Will you give every entry again exactly as it stands?

(Stored records)
/---

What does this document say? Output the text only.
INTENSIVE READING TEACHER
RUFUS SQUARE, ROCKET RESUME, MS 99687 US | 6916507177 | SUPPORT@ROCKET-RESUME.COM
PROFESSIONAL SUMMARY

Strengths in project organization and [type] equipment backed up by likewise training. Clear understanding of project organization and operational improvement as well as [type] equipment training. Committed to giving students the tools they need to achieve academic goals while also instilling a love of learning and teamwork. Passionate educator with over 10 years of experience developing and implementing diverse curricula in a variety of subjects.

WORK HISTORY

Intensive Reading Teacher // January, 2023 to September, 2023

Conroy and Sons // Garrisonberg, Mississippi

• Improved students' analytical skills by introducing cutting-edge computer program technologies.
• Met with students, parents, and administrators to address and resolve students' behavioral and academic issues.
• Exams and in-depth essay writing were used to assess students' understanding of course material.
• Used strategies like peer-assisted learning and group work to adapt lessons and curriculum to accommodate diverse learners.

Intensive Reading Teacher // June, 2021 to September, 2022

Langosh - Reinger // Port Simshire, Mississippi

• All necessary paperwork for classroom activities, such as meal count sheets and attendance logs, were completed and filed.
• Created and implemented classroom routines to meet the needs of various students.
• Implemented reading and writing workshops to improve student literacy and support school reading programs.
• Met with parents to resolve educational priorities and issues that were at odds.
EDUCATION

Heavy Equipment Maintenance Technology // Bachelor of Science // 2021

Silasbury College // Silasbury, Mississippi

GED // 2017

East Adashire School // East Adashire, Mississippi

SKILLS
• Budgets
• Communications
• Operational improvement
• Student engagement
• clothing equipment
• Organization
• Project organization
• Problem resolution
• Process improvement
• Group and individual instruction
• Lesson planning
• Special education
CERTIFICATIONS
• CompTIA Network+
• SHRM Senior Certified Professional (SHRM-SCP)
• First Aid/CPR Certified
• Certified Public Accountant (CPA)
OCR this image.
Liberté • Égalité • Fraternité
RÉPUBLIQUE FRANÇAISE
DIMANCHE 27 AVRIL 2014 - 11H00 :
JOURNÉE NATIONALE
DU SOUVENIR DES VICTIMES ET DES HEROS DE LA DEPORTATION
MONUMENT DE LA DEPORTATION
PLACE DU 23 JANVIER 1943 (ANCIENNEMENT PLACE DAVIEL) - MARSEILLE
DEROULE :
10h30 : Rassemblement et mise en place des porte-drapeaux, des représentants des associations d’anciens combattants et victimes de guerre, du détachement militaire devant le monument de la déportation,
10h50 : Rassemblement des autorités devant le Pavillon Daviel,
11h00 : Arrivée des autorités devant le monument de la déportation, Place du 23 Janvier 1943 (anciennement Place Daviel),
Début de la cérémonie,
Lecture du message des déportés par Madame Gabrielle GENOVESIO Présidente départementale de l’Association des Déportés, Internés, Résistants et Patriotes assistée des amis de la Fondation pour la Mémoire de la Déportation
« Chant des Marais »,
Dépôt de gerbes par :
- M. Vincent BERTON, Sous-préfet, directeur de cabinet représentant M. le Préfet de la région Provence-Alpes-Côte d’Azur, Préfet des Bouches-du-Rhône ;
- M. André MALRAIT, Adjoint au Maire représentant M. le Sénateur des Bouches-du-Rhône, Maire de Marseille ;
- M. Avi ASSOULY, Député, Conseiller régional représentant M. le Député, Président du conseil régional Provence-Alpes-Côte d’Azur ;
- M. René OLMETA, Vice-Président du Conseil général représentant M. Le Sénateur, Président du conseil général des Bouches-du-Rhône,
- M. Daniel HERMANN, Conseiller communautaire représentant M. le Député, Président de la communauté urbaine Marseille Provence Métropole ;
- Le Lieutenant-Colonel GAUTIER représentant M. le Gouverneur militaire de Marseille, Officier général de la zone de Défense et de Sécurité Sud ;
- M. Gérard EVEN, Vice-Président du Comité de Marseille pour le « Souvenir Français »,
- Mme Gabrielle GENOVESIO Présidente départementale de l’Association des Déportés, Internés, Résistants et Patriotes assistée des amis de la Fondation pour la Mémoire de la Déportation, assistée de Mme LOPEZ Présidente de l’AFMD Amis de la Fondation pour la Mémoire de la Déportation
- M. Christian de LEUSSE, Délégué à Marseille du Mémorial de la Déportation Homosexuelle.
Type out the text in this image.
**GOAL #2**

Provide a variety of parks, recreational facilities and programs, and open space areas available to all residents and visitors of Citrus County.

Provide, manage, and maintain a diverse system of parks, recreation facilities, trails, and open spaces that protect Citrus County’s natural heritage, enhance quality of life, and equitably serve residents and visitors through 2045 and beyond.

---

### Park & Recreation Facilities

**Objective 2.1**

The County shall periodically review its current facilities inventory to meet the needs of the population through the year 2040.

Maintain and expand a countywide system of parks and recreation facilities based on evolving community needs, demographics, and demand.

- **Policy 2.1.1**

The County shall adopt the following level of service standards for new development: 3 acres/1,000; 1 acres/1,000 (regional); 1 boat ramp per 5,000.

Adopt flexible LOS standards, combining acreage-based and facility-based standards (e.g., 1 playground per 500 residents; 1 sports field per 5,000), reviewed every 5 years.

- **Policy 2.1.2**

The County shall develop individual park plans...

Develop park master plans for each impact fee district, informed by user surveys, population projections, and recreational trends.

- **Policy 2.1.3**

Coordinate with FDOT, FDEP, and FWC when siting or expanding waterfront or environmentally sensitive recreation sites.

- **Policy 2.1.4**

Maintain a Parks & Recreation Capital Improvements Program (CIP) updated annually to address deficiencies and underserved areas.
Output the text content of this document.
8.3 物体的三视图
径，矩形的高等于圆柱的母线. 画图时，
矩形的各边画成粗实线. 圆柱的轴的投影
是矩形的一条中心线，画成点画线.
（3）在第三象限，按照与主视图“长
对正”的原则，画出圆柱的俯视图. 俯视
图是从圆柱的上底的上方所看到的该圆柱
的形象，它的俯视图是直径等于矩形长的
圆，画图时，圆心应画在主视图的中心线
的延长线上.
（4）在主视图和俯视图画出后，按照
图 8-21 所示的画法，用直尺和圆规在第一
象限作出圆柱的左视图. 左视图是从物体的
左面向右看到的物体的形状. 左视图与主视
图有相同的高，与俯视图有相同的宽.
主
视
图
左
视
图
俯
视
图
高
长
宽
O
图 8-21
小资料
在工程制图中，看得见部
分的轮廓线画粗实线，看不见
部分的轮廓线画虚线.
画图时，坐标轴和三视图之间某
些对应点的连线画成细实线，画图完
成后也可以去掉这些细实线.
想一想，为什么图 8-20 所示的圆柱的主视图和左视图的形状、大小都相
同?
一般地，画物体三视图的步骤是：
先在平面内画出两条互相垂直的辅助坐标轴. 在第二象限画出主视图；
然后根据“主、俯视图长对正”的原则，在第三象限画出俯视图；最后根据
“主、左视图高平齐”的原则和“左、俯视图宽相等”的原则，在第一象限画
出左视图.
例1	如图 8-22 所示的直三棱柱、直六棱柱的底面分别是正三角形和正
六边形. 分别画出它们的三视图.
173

\---

# COMPLETE OUTPUT
What does this document say? Output the text only.
INTENSIVE READING TEACHER
RUFUS SQUARE, ROCKET RESUME, MS 99687 US | 6916507177 | SUPPORT@ROCKET-RESUME.COM
PROFESSIONAL SUMMARY

Strengths in project organization and [type] equipment backed up by likewise training. Clear understanding of project organization and operational improvement as well as [type] equipment training. Committed to giving students the tools they need to achieve academic goals while also instilling a love of learning and teamwork. Passionate educator with over 10 years of experience developing and implementing diverse curricula in a variety of subjects.

WORK HISTORY

Intensive Reading Teacher // January, 2023 to September, 2023

Conroy and Sons // Garrisonberg, Mississippi

• Improved students' analytical skills by introducing cutting-edge computer program technologies.
• Met with students, parents, and administrators to address and resolve students' behavioral and academic issues.
• Exams and in-depth essay writing were used to assess students' understanding of course material.
• Used strategies like peer-assisted learning and group work to adapt lessons and curriculum to accommodate diverse learners.

Intensive Reading Teacher // June, 2021 to September, 2022

Langosh - Reinger // Port Simshire, Mississippi

• All necessary paperwork for classroom activities, such as meal count sheets and attendance logs, were completed and filed.
• Created and implemented classroom routines to meet the needs of various students.
• Implemented reading and writing workshops to improve student literacy and support school reading programs.
• Met with parents to resolve educational priorities and issues that were at odds.
EDUCATION

Heavy Equipment Maintenance Technology // Bachelor of Science // 2021

Silasbury College // Silasbury, Mississippi

GED // 2017

East Adashire School // East Adashire, Mississippi

SKILLS
• Budgets
• Communications
• Operational improvement
• Student engagement
• clothing equipment
• Organization
• Project organization
• Problem resolution
• Process improvement
• Group and individual instruction
• Lesson planning
• Special education
CERTIFICATIONS
• CompTIA Network+
• SHRM Senior Certified Professional (SHRM-SCP)
• First Aid/CPR Certified
• Certified Public Accountant (CPA)
OCR this image.
Liberté • Égalité • Fraternité
RÉPUBLIQUE FRANÇAISE
DIMANCHE 27 AVRIL 2014 - 11H00 :
JOURNÉE NATIONALE
DU SOUVENIR DES VICTIMES ET DES HEROS DE LA DEPORTATION
MONUMENT DE LA DEPORTATION
PLACE DU 23 JANVIER 1943 (ANCIENNEMENT PLACE DAVIEL) - MARSEILLE
DEROULE :
10h30 : Rassemblement et mise en place des porte-drapeaux, des représentants des associations d’anciens combattants et victimes de guerre, du détachement militaire devant le monument de la déportation,
10h50 : Rassemblement des autorités devant le Pavillon Daviel,
11h00 : Arrivée des autorités devant le monument de la déportation, Place du 23 Janvier 1943 (anciennement Place Daviel),
Début de la cérémonie,
Lecture du message des déportés par Madame Gabrielle GENOVESIO Présidente départementale de l’Association des Déportés, Internés, Résistants et Patriotes assistée des amis de la Fondation pour la Mémoire de la Déportation
« Chant des Marais »,
Dépôt de gerbes par :
- M. Vincent BERTON, Sous-préfet, directeur de cabinet représentant M. le Préfet de la région Provence-Alpes-Côte d’Azur, Préfet des Bouches-du-Rhône ;
- M. André MALRAIT, Adjoint au Maire représentant M. le Sénateur des Bouches-du-Rhône, Maire de Marseille ;
- M. Avi ASSOULY, Député, Conseiller régional représentant M. le Député, Président du conseil régional Provence-Alpes-Côte d’Azur ;
- M. René OLMETA, Vice-Président du Conseil général représentant M. Le Sénateur, Président du conseil général des Bouches-du-Rhône,
- M. Daniel HERMANN, Conseiller communautaire représentant M. le Député, Président de la communauté urbaine Marseille Provence Métropole ;
- Le Lieutenant-Colonel GAUTIER représentant M. le Gouverneur militaire de Marseille, Officier général de la zone de Défense et de Sécurité Sud ;
- M. Gérard EVEN, Vice-Président du Comité de Marseille pour le « Souvenir Français »,
- Mme Gabrielle GENOVESIO Présidente départementale de l’Association des Déportés, Internés, Résistants et Patriotes assistée des amis de la Fondation pour la Mémoire de la Déportation, assistée de Mme LOPEZ Présidente de l’AFMD Amis de la Fondation pour la Mémoire de la Déportation
- M. Christian de LEUSSE, Délégué à Marseille du Mémorial de la Déportation Homosexuelle.
Type out the text in this image.
**GOAL #2**

Provide a variety of parks, recreational facilities and programs, and open space areas available to all residents and visitors of Citrus County.

Provide, manage, and maintain a diverse system of parks, recreation facilities, trails, and open spaces that protect Citrus County’s natural heritage, enhance quality of life, and equitably serve residents and visitors through 2045 and beyond.

---

### Park & Recreation Facilities

**Objective 2.1**

The County shall periodically review its current facilities inventory to meet the needs of the population through the year 2040.

Maintain and expand a countywide system of parks and recreation facilities based on evolving community needs, demographics, and demand.

- **Policy 2.1.1**

The County shall adopt the following level of service standards for new development: 3 acres/1,000; 1 acres/1,000 (regional); 1 boat ramp per 5,000.

Adopt flexible LOS standards, combining acreage-based and facility-based standards (e.g., 1 playground per 500 residents; 1 sports field per 5,000), reviewed every 5 years.

- **Policy 2.1.2**

The County shall develop individual park plans...

Develop park master plans for each impact fee district, informed by user surveys, population projections, and recreational trends.

- **Policy 2.1.3**

Coordinate with FDOT, FDEP, and FWC when siting or expanding waterfront or environmentally sensitive recreation sites.

- **Policy 2.1.4**

Maintain a Parks & Recreation Capital Improvements Program (CIP) updated annually to address deficiencies and underserved areas.
Output the text content of this document.
8.3 物体的三视图
径，矩形的高等于圆柱的母线. 画图时，
矩形的各边画成粗实线. 圆柱的轴的投影
是矩形的一条中心线，画成点画线.
（3）在第三象限，按照与主视图“长
对正”的原则，画出圆柱的俯视图. 俯视
图是从圆柱的上底的上方所看到的该圆柱
的形象，它的俯视图是直径等于矩形长的
圆，画图时，圆心应画在主视图的中心线
的延长线上.
（4）在主视图和俯视图画出后，按照
图 8-21 所示的画法，用直尺和圆规在第一
象限作出圆柱的左视图. 左视图是从物体的
左面向右看到的物体的形状. 左视图与主视
图有相同的高，与俯视图有相同的宽.
主
视
图
左
视
图
俯
视
图
高
长
宽
O
图 8-21
小资料
在工程制图中，看得见部
分的轮廓线画粗实线，看不见
部分的轮廓线画虚线.
画图时，坐标轴和三视图之间某
些对应点的连线画成细实线，画图完
成后也可以去掉这些细实线.
想一想，为什么图 8-20 所示的圆柱的主视图和左视图的形状、大小都相
同?
一般地，画物体三视图的步骤是：
先在平面内画出两条互相垂直的辅助坐标轴. 在第二象限画出主视图；
然后根据“主、俯视图长对正”的原则，在第三象限画出俯视图；最后根据
“主、左视图高平齐”的原则和“左、俯视图宽相等”的原则，在第一象限画
出左视图.
例1	如图 8-22 所示的直三棱柱、直六棱柱的底面分别是正三角形和正
六边形. 分别画出它们的三视图.
173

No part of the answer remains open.